[Data records]

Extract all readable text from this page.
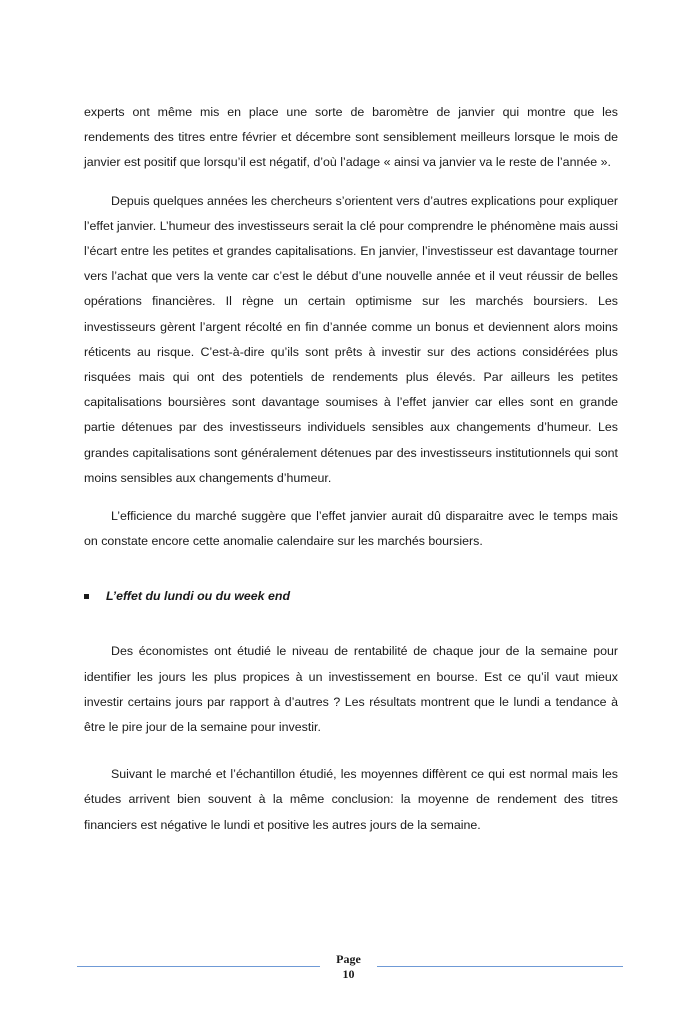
experts ont même mis en place une sorte de baromètre de janvier qui montre que les rendements des titres entre février et décembre sont sensiblement meilleurs lorsque le mois de janvier est positif que lorsqu’il est négatif, d’où l’adage « ainsi va janvier va le reste de l’année ».

Depuis quelques années les chercheurs s’orientent vers d’autres explications pour expliquer l’effet janvier. L’humeur des investisseurs serait la clé pour comprendre le phénomène mais aussi l’écart entre les petites et grandes capitalisations. En janvier, l’investisseur est davantage tourner vers l’achat que vers la vente car c’est le début d’une nouvelle année et il veut réussir de belles opérations financières. Il règne un certain optimisme sur les marchés boursiers. Les investisseurs gèrent l’argent récolté en fin d’année comme un bonus et deviennent alors moins réticents au risque. C’est-à-dire qu’ils sont prêts à investir sur des actions considérées plus risquées mais qui ont des potentiels de rendements plus élevés. Par ailleurs les petites capitalisations boursières sont davantage soumises à l’effet janvier car elles sont en grande partie détenues par des investisseurs individuels sensibles aux changements d’humeur. Les grandes capitalisations sont généralement détenues par des investisseurs institutionnels qui sont moins sensibles aux changements d’humeur.

L’efficience du marché suggère que l’effet janvier aurait dû disparaitre avec le temps mais on constate encore cette anomalie calendaire sur les marchés boursiers.

L’effet du lundi ou du week end

Des économistes ont étudié le niveau de rentabilité de chaque jour de la semaine pour identifier les jours les plus propices à un investissement en bourse. Est ce qu’il vaut mieux investir certains jours par rapport à d’autres ? Les résultats montrent que le lundi a tendance à être le pire jour de la semaine pour investir.

Suivant le marché et l’échantillon étudié, les moyennes diffèrent ce qui est normal mais les études arrivent bien souvent à la même conclusion: la moyenne de rendement des titres financiers est négative le lundi et positive les autres jours de la semaine.

Page
10
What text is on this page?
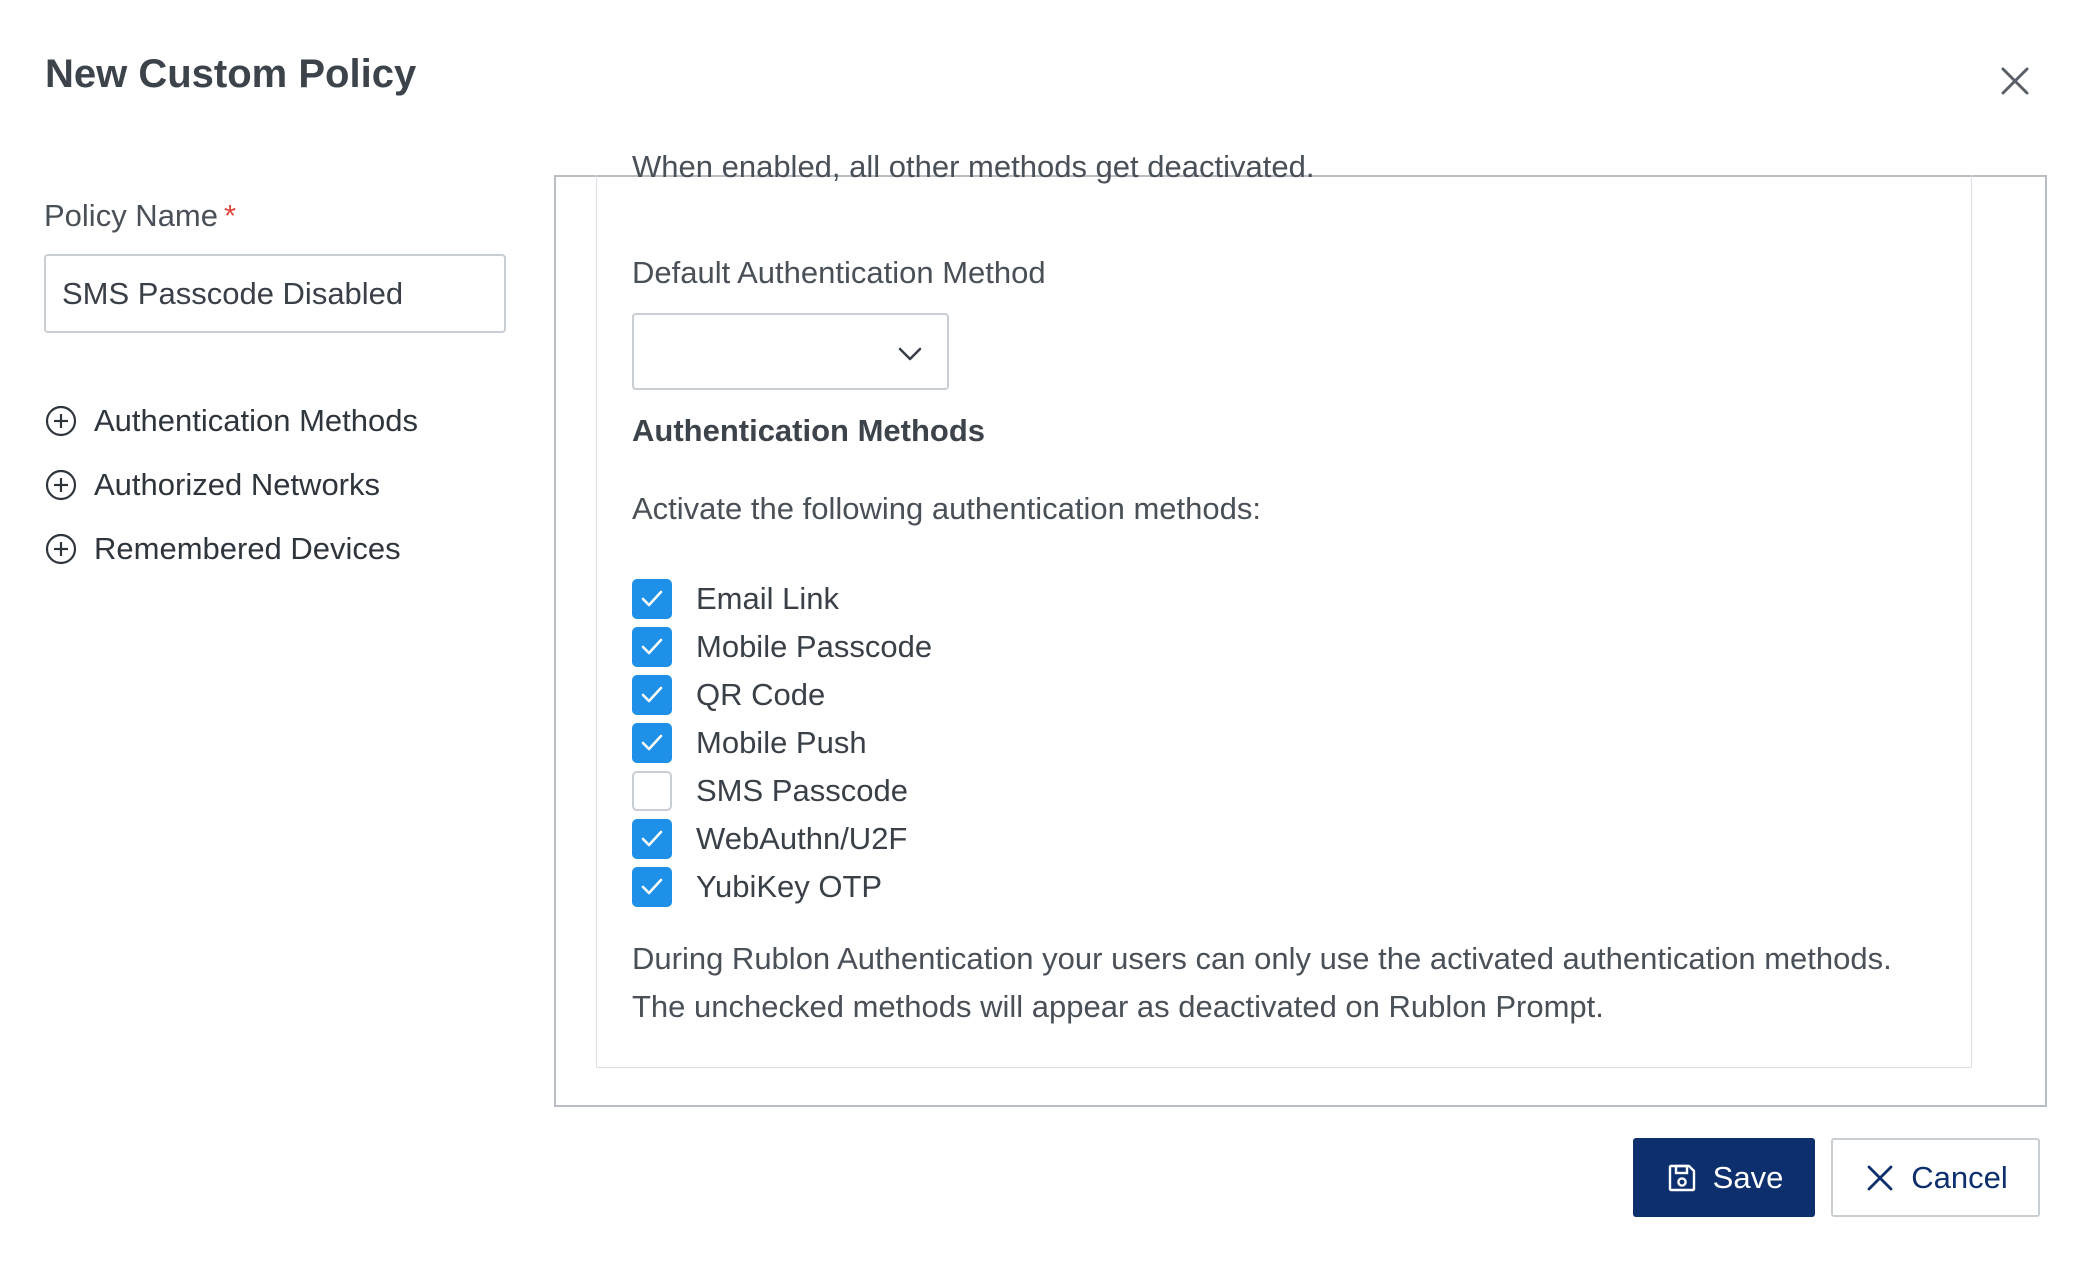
New Custom Policy
Policy Name *
SMS Passcode Disabled
Authentication Methods
Authorized Networks
Remembered Devices
When enabled, all other methods get deactivated.
Default Authentication Method
Authentication Methods
Activate the following authentication methods:
Email Link
Mobile Passcode
QR Code
Mobile Push
SMS Passcode
WebAuthn/U2F
YubiKey OTP

During Rublon Authentication your users can only use the activated authentication methods.

The unchecked methods will appear as deactivated on Rublon Prompt.

Save	Cancel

● Objective
Repeat the material above word for word and skip every image in it.

● Reply to the task
Extract all readable text from this page.
experts ont même mis en place une sorte de baromètre de janvier qui montre que les rendements des titres entre février et décembre sont sensiblement meilleurs lorsque le mois de janvier est positif que lorsqu’il est négatif, d’où l’adage « ainsi va janvier va le reste de l’année ».

Depuis quelques années les chercheurs s’orientent vers d’autres explications pour expliquer l’effet janvier. L’humeur des investisseurs serait la clé pour comprendre le phénomène mais aussi l’écart entre les petites et grandes capitalisations. En janvier, l’investisseur est davantage tourner vers l’achat que vers la vente car c’est le début d’une nouvelle année et il veut réussir de belles opérations financières. Il règne un certain optimisme sur les marchés boursiers. Les investisseurs gèrent l’argent récolté en fin d’année comme un bonus et deviennent alors moins réticents au risque. C’est-à-dire qu’ils sont prêts à investir sur des actions considérées plus risquées mais qui ont des potentiels de rendements plus élevés. Par ailleurs les petites capitalisations boursières sont davantage soumises à l’effet janvier car elles sont en grande partie détenues par des investisseurs individuels sensibles aux changements d’humeur. Les grandes capitalisations sont généralement détenues par des investisseurs institutionnels qui sont moins sensibles aux changements d’humeur.

L’efficience du marché suggère que l’effet janvier aurait dû disparaitre avec le temps mais on constate encore cette anomalie calendaire sur les marchés boursiers.

L’effet du lundi ou du week end

Des économistes ont étudié le niveau de rentabilité de chaque jour de la semaine pour identifier les jours les plus propices à un investissement en bourse. Est ce qu’il vaut mieux investir certains jours par rapport à d’autres ? Les résultats montrent que le lundi a tendance à être le pire jour de la semaine pour investir.

Suivant le marché et l’échantillon étudié, les moyennes diffèrent ce qui est normal mais les études arrivent bien souvent à la même conclusion: la moyenne de rendement des titres financiers est négative le lundi et positive les autres jours de la semaine.

Page
10
What text is on this page?
New Custom Policy
Policy Name *
SMS Passcode Disabled
Authentication Methods
Authorized Networks
Remembered Devices
When enabled, all other methods get deactivated.
Default Authentication Method
Authentication Methods
Activate the following authentication methods:
Email Link
Mobile Passcode
QR Code
Mobile Push
SMS Passcode
WebAuthn/U2F
YubiKey OTP

During Rublon Authentication your users can only use the activated authentication methods.

The unchecked methods will appear as deactivated on Rublon Prompt.

Save	Cancel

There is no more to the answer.